# [Input material]
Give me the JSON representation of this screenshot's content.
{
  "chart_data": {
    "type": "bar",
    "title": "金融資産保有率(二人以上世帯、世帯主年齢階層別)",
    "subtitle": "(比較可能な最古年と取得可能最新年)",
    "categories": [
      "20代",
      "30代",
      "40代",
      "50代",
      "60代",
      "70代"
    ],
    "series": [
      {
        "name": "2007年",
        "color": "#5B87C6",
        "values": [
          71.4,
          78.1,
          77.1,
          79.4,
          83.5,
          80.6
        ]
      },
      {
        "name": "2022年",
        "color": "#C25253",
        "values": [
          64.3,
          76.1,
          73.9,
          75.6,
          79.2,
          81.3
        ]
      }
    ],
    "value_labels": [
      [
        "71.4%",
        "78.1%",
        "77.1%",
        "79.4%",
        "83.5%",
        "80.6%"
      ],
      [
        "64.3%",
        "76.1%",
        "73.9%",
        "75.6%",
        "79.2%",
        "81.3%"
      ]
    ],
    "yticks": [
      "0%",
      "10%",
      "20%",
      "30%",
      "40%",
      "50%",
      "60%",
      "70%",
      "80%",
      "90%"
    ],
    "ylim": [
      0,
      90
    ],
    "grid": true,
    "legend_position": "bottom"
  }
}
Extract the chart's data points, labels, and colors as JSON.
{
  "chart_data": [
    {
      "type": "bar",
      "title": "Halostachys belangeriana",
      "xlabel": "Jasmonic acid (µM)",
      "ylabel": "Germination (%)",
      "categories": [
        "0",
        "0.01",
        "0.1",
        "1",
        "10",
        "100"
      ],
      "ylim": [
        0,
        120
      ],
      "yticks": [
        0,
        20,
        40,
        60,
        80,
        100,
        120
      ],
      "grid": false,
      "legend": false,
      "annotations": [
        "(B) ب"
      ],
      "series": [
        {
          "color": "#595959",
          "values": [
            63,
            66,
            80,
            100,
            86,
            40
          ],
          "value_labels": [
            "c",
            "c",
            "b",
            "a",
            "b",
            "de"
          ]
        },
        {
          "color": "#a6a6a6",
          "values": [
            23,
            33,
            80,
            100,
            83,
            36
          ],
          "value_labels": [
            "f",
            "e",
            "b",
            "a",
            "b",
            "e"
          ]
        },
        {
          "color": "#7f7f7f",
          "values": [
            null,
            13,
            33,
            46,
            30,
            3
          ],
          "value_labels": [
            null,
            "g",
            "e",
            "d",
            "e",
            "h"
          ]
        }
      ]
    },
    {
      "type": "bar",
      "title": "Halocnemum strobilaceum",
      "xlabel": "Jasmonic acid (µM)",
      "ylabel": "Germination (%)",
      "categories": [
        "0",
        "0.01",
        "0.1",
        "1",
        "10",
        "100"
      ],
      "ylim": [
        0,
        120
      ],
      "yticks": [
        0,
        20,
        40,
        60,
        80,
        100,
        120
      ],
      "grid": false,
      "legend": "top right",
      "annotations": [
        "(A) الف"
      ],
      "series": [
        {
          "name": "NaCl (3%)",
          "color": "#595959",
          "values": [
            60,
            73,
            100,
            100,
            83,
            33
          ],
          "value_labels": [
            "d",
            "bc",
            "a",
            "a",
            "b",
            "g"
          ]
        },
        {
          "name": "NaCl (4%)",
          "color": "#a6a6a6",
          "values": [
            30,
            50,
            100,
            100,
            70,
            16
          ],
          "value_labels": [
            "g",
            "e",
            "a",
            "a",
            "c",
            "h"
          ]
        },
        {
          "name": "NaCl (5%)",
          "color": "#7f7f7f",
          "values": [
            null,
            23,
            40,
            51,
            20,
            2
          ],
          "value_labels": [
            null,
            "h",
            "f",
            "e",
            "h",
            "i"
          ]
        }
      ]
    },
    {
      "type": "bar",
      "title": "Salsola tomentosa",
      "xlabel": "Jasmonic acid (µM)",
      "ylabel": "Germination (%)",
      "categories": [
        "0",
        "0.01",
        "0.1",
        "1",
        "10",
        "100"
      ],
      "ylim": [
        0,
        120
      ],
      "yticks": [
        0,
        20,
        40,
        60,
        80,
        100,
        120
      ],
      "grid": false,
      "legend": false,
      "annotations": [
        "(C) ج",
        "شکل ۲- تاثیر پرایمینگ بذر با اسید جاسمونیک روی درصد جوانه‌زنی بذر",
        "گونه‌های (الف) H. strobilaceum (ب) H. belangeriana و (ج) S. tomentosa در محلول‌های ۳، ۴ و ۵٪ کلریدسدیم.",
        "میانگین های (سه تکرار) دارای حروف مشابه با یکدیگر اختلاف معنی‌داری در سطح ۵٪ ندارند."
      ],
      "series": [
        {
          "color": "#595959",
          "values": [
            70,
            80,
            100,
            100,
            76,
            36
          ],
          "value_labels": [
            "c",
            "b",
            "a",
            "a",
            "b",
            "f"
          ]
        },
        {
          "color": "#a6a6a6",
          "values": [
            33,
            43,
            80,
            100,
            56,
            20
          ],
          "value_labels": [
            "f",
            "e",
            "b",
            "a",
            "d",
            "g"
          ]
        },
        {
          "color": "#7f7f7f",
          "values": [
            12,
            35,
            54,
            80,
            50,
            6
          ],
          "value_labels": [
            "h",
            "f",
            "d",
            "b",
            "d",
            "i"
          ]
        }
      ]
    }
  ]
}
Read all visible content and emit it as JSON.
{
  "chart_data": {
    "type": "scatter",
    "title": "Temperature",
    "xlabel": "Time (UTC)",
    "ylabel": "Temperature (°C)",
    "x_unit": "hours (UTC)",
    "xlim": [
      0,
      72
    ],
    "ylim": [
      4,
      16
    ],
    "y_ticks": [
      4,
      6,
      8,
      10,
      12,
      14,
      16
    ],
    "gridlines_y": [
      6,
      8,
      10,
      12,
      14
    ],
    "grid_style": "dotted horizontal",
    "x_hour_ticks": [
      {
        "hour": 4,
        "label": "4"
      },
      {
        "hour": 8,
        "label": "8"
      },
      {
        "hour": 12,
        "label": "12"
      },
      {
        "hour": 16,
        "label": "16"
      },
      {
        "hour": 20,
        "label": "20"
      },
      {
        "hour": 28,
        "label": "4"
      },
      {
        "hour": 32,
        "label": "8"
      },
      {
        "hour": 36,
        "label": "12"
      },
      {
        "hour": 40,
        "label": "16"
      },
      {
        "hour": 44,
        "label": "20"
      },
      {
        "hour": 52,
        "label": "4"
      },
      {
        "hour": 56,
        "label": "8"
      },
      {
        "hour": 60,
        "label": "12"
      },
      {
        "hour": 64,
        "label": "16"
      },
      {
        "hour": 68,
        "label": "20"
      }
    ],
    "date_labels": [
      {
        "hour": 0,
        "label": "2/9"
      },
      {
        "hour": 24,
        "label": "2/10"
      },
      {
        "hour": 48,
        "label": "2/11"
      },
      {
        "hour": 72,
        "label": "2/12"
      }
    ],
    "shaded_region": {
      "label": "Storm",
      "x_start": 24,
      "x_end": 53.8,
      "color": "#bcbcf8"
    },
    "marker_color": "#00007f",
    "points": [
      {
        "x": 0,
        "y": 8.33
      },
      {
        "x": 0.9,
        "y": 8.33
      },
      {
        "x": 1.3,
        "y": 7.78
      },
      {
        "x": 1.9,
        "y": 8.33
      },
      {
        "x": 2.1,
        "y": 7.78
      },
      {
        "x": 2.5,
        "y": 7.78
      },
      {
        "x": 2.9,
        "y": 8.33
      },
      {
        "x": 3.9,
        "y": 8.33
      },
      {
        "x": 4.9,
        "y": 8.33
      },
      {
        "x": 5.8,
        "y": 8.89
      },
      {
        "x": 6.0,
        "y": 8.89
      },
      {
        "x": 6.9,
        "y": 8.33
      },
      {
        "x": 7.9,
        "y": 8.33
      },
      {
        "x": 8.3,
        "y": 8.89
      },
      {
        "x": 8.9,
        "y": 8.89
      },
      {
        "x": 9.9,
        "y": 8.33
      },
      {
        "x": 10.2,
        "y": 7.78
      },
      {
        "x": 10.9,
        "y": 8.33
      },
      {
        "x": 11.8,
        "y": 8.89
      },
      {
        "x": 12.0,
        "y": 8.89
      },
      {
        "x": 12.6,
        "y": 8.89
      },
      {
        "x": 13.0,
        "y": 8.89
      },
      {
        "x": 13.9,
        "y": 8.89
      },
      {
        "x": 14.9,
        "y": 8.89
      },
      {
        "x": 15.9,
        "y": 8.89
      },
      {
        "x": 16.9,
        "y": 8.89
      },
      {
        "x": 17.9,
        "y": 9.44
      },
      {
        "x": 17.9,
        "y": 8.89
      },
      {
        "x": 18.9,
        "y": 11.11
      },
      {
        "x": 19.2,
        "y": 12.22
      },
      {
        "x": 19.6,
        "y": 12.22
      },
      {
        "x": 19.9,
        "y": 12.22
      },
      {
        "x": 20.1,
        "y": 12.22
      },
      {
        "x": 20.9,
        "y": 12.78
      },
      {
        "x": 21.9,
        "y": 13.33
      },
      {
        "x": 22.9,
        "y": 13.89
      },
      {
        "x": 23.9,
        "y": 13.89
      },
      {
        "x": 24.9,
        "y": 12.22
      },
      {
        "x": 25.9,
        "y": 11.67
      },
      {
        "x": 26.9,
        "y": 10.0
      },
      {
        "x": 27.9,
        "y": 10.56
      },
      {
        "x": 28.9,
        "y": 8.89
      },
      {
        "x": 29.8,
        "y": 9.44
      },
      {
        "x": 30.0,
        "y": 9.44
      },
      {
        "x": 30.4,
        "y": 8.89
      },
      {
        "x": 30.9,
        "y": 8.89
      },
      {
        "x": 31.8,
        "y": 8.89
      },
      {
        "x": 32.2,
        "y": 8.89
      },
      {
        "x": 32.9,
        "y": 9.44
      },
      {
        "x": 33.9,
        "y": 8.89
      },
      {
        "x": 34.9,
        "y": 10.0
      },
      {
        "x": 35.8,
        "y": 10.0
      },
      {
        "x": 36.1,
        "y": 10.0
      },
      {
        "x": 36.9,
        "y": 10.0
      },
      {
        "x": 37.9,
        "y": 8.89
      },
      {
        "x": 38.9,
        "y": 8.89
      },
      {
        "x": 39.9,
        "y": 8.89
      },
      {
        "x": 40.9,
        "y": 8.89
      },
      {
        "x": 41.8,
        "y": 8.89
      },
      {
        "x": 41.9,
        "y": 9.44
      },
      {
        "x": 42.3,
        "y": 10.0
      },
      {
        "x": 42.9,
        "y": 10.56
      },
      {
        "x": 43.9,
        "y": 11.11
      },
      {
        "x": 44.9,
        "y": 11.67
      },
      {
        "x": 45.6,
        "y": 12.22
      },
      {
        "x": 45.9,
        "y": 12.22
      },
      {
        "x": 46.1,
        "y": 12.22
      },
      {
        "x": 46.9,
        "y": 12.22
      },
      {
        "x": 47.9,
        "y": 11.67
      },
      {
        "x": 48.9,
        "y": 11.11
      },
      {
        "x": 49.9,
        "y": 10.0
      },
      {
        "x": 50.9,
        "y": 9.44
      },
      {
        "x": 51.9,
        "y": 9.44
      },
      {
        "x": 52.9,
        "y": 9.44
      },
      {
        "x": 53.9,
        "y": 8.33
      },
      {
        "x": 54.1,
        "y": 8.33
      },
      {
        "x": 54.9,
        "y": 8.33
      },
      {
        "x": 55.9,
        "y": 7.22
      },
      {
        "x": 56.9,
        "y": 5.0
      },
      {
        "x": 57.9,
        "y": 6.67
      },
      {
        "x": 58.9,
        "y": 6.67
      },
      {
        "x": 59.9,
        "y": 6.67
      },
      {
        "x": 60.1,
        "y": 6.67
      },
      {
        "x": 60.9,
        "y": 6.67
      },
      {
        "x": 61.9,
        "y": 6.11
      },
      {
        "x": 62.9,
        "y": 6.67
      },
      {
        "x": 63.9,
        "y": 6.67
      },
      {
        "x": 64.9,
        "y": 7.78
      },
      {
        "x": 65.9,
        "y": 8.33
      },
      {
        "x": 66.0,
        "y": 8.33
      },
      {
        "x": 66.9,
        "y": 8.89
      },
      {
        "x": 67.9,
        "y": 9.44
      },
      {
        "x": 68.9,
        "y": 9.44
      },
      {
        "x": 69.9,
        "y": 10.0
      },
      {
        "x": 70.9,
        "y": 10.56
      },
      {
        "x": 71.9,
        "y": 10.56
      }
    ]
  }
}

# [Your task]
In the listing, find every line containing the word "points" and list it.

# [Response to the exercise]
Extract the chart's data points, labels, and colors as JSON.
    "points": [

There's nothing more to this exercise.